- Exercise requirements: Filter the records for lines holding the string "mGKS".

- Exercise inputs:
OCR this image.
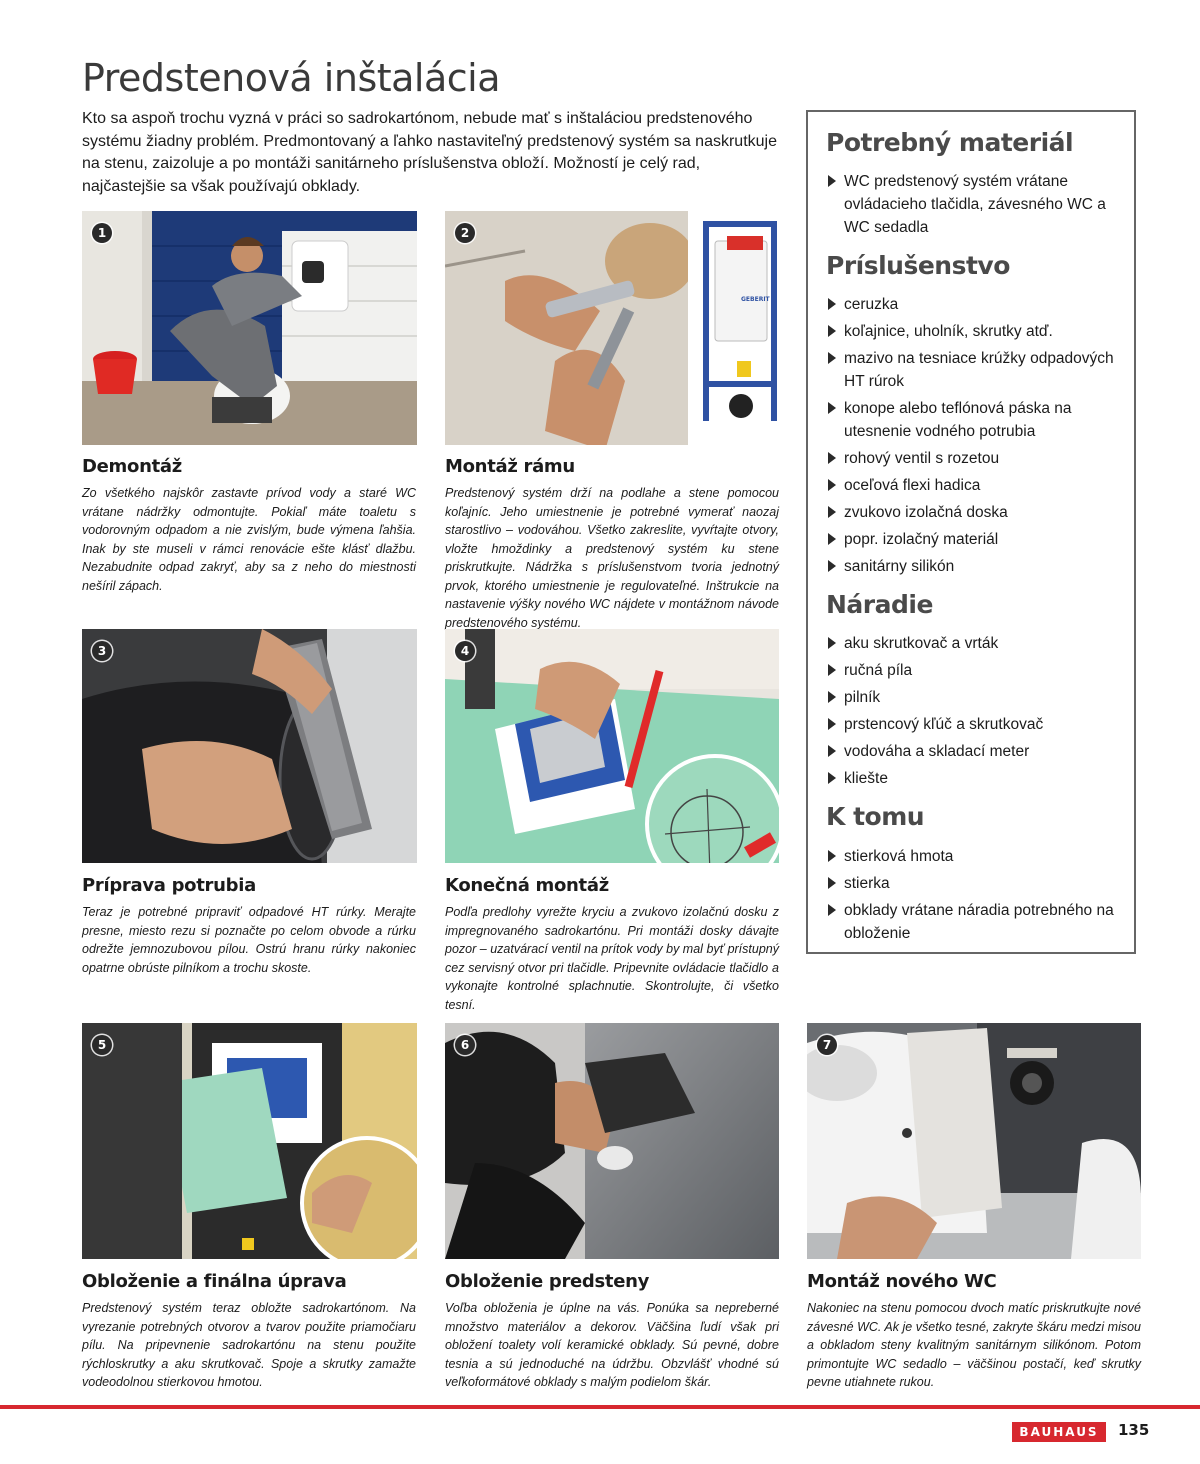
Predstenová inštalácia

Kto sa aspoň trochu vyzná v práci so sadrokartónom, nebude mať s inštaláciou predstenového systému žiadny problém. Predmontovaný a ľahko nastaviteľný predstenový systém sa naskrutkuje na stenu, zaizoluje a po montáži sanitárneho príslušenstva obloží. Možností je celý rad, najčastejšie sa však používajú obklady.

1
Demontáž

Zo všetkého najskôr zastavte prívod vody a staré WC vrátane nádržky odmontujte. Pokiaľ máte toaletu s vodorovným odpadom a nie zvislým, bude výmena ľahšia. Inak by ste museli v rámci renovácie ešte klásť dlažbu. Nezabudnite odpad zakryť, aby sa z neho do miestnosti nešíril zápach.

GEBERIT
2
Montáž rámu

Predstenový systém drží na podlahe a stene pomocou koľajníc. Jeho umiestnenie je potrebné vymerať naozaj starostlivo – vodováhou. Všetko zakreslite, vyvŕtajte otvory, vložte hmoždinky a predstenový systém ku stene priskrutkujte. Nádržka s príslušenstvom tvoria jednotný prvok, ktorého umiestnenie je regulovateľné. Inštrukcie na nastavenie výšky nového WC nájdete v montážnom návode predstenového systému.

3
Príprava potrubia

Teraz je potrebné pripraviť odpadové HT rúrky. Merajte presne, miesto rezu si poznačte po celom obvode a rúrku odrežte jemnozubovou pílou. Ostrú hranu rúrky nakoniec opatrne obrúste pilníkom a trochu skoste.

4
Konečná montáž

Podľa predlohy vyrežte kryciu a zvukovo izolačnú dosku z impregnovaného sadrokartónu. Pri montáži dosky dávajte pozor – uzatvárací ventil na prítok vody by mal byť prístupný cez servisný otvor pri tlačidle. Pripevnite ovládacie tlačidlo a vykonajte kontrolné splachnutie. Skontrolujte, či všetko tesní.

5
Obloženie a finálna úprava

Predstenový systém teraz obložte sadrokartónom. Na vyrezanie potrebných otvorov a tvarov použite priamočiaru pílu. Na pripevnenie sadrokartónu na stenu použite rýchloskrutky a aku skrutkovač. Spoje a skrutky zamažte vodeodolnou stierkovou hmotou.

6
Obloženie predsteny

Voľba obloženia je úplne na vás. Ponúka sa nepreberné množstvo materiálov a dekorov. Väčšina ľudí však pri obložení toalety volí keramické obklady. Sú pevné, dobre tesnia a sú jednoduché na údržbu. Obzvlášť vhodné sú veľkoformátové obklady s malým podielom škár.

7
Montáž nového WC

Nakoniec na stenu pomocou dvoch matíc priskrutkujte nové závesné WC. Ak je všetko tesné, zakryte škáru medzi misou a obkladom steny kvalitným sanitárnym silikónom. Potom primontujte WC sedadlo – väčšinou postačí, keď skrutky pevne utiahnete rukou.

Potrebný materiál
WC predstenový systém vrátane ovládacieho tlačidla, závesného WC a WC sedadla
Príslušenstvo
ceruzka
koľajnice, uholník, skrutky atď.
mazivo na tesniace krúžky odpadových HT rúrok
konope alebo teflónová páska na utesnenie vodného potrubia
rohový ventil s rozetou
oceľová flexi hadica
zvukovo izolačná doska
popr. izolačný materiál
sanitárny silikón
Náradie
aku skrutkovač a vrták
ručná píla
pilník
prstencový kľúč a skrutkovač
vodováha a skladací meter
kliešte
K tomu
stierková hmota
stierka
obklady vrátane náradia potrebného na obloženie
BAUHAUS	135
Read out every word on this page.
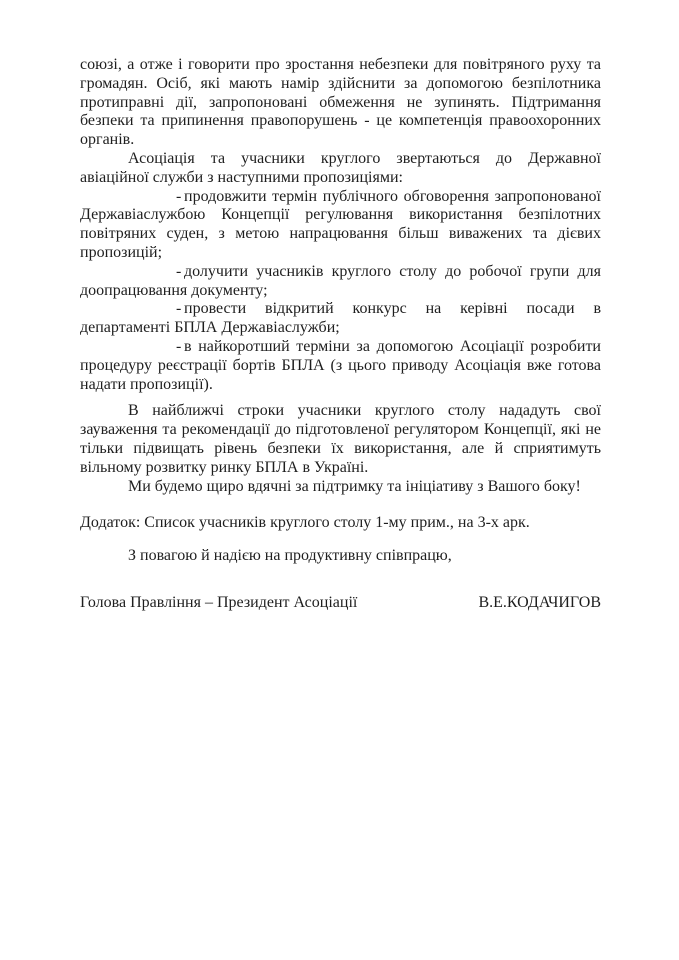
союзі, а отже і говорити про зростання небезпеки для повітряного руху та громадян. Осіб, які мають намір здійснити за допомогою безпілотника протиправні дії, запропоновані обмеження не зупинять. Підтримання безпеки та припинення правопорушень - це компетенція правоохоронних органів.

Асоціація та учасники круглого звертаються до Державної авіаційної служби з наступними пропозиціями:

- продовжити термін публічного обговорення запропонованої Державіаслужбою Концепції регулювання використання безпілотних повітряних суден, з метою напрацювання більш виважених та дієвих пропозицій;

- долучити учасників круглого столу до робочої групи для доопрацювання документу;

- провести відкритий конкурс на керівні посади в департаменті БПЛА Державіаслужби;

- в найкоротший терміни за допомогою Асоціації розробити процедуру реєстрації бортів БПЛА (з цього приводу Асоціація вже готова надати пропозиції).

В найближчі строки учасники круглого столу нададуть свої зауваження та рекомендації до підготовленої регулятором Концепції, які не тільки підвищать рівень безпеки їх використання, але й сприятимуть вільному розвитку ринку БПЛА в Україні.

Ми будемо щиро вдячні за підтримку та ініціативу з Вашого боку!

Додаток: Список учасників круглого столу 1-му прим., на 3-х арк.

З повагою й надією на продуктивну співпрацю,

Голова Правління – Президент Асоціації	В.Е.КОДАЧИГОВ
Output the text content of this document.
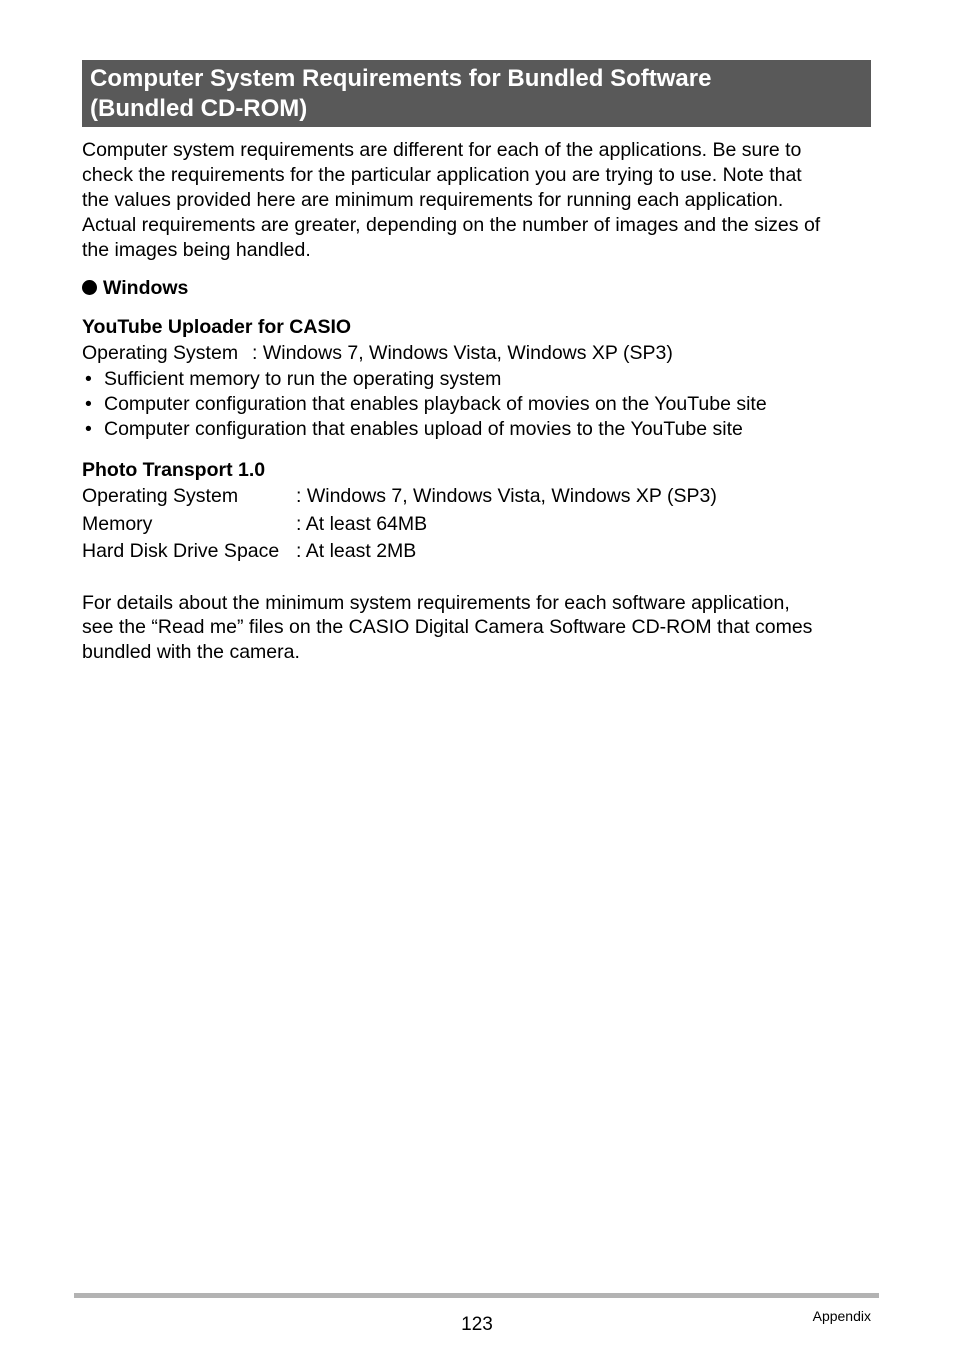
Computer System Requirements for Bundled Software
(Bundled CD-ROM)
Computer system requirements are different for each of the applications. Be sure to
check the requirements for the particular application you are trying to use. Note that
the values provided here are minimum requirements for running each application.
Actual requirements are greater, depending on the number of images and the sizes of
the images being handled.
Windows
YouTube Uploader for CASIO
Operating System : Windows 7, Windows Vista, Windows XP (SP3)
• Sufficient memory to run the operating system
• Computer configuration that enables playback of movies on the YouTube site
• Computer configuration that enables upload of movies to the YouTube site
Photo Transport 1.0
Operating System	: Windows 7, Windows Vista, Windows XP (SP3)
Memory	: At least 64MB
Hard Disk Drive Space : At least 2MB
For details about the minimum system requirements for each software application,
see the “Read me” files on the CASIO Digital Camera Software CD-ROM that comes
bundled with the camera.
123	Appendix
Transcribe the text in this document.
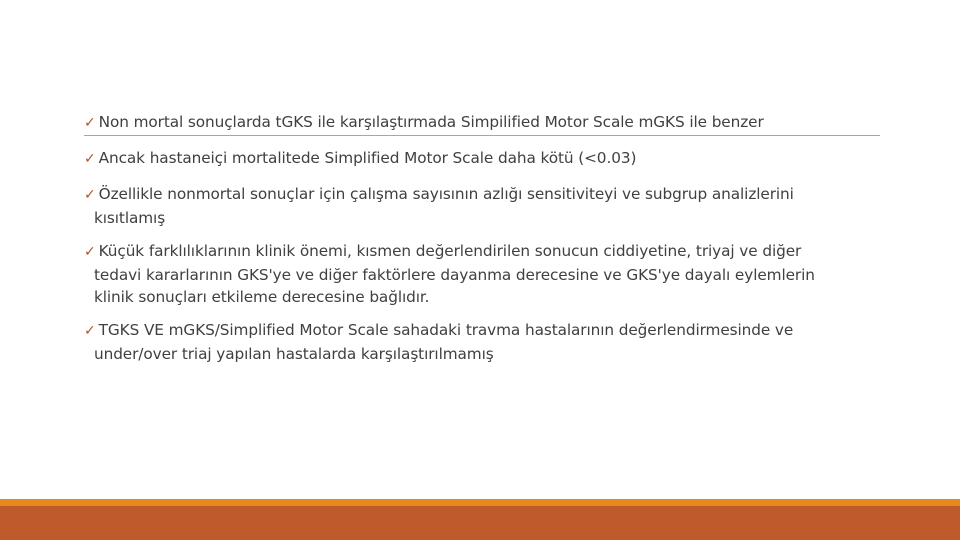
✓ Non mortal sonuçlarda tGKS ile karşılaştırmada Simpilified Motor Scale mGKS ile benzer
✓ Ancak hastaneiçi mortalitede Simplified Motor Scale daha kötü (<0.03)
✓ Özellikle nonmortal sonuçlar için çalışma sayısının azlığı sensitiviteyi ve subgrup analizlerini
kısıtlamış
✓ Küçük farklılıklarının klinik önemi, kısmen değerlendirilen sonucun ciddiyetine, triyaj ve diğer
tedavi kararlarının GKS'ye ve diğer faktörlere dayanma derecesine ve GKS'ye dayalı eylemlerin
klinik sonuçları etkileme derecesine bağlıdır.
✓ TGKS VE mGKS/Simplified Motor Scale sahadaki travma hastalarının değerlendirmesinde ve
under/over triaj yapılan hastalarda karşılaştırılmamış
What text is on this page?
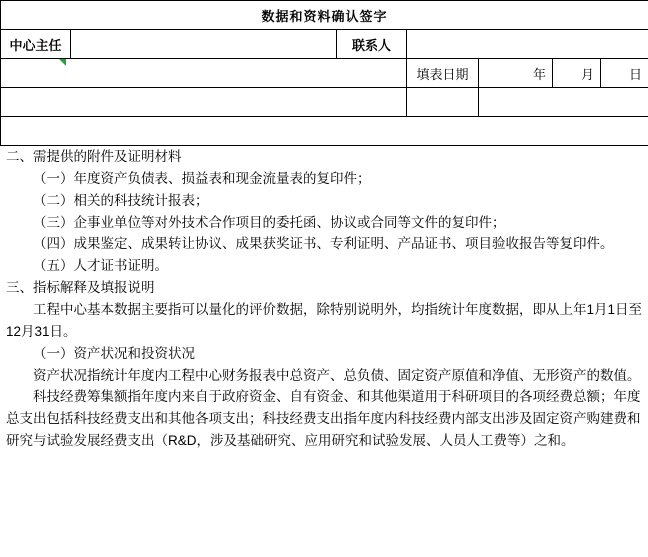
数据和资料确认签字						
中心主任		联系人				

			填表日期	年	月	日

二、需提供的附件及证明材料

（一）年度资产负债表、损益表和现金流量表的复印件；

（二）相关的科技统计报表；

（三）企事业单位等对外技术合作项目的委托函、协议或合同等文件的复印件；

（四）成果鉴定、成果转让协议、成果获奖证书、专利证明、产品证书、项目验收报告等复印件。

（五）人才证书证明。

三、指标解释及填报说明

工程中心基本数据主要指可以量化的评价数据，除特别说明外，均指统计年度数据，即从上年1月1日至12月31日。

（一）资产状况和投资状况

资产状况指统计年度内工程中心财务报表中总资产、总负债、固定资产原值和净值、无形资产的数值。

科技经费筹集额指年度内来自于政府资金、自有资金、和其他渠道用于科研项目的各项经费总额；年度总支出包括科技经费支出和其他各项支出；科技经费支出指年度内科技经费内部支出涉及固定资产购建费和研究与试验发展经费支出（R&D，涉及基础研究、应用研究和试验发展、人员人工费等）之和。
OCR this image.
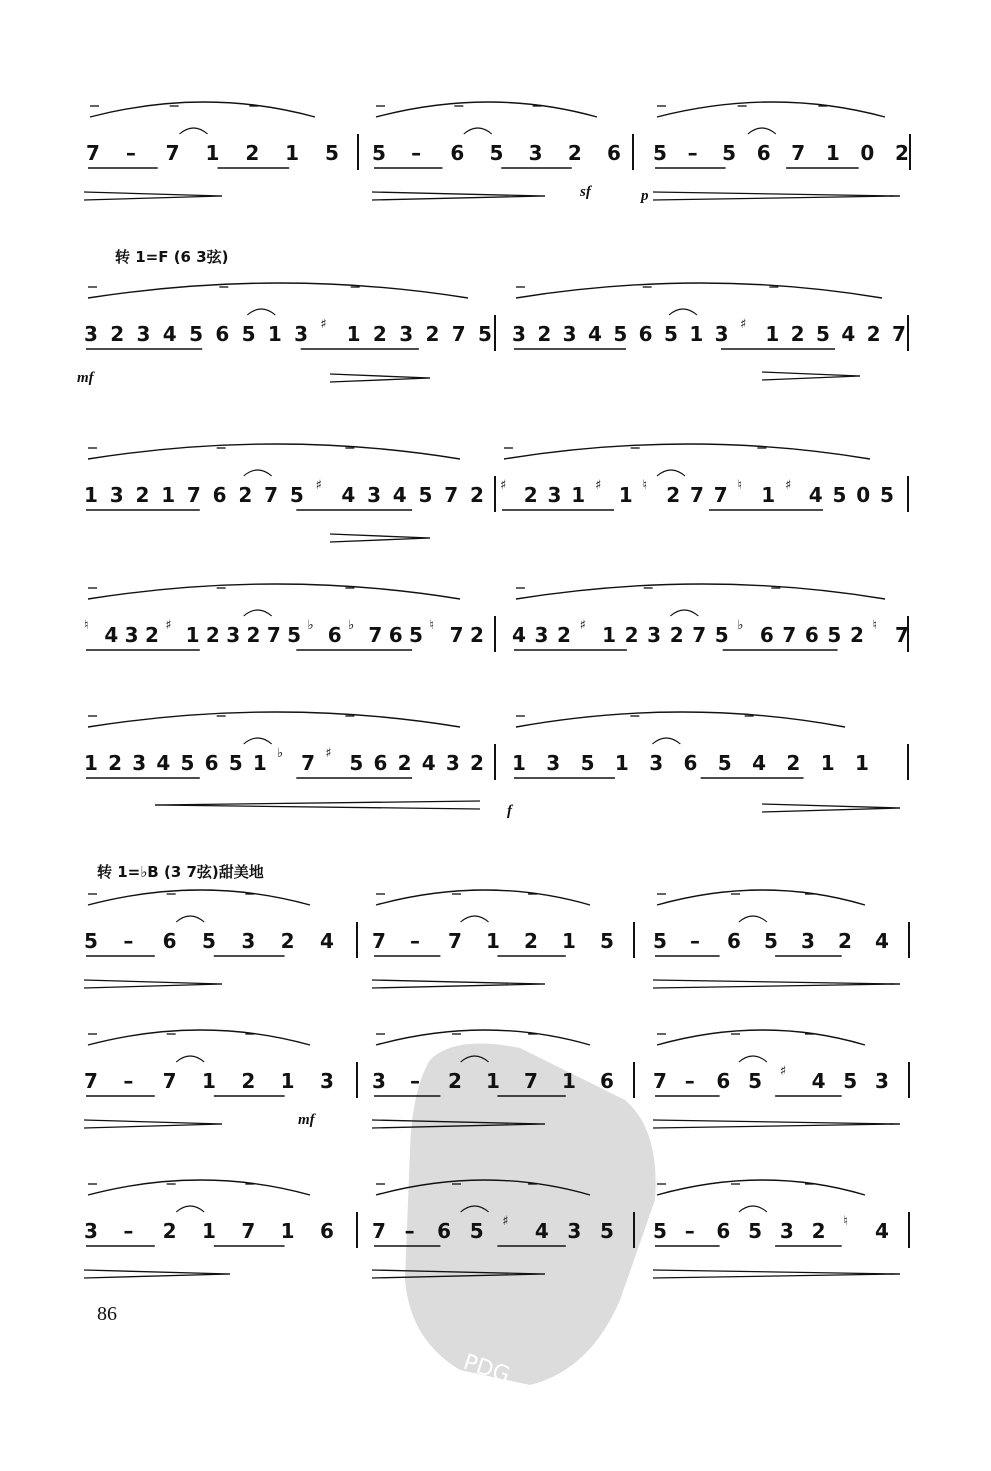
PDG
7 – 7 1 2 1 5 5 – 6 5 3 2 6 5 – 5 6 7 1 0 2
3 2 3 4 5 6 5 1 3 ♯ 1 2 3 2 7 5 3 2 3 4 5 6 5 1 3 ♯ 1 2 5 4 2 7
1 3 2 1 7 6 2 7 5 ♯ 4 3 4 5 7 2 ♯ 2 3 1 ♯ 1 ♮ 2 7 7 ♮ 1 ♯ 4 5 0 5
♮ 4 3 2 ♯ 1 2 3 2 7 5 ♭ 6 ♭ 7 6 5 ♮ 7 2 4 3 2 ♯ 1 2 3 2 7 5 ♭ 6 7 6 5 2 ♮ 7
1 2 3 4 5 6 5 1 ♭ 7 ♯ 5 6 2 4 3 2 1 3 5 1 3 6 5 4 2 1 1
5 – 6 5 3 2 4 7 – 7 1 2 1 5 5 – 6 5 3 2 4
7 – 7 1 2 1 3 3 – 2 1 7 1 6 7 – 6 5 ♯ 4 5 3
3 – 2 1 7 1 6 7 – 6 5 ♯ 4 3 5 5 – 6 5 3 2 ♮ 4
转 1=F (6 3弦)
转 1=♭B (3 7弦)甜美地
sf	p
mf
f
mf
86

- In response:
✓ Non mortal sonuçlarda tGKS ile karşılaştırmada Simpilified Motor Scale mGKS ile benzer
✓ TGKS VE mGKS/Simplified Motor Scale sahadaki travma hastalarının değerlendirmesinde ve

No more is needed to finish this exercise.